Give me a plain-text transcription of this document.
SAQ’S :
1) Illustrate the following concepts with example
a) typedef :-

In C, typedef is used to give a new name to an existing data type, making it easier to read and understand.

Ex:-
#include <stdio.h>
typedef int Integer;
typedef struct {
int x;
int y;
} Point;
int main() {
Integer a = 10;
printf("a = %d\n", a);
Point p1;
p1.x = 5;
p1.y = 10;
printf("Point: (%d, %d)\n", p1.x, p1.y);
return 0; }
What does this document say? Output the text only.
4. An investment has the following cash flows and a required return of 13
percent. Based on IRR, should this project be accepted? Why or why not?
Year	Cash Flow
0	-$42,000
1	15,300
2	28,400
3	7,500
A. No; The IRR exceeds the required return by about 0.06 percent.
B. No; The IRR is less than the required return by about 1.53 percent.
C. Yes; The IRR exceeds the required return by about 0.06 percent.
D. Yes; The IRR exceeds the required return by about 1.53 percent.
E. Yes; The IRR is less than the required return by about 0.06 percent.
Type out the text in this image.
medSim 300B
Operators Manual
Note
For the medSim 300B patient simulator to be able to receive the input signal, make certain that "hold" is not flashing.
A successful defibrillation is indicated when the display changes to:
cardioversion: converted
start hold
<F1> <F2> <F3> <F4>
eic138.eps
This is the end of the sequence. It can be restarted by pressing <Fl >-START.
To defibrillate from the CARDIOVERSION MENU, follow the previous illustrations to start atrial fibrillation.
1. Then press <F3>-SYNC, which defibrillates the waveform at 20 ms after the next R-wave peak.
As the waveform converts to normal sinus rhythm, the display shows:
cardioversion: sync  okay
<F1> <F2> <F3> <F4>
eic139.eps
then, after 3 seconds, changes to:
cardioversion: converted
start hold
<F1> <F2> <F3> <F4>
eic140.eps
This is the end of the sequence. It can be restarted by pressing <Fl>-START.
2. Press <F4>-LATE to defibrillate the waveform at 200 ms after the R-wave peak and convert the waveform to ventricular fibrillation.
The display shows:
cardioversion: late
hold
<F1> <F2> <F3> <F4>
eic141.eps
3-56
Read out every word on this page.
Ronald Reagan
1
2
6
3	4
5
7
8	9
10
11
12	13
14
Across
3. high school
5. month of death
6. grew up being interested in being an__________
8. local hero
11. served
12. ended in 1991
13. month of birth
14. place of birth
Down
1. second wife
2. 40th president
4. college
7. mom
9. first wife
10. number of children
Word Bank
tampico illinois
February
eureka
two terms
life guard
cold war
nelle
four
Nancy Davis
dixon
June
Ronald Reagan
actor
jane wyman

◇ ◇ ◇ ◇

WORK INSTRUCTIONS:
Only the lines from the one that contains "Read out every word on this page." through the last line should be repeated, each exactly as it stands, with both ends included.

RESULT OF THE TASK:
Read out every word on this page.
Ronald Reagan
1
2
6
3	4
5
7
8	9
10
11
12	13
14
Across
3. high school
5. month of death
6. grew up being interested in being an__________
8. local hero
11. served
12. ended in 1991
13. month of birth
14. place of birth
Down
1. second wife
2. 40th president
4. college
7. mom
9. first wife
10. number of children
Word Bank
tampico illinois
February
eureka
two terms
life guard
cold war
nelle
four
Nancy Davis
dixon
June
Ronald Reagan
actor
jane wyman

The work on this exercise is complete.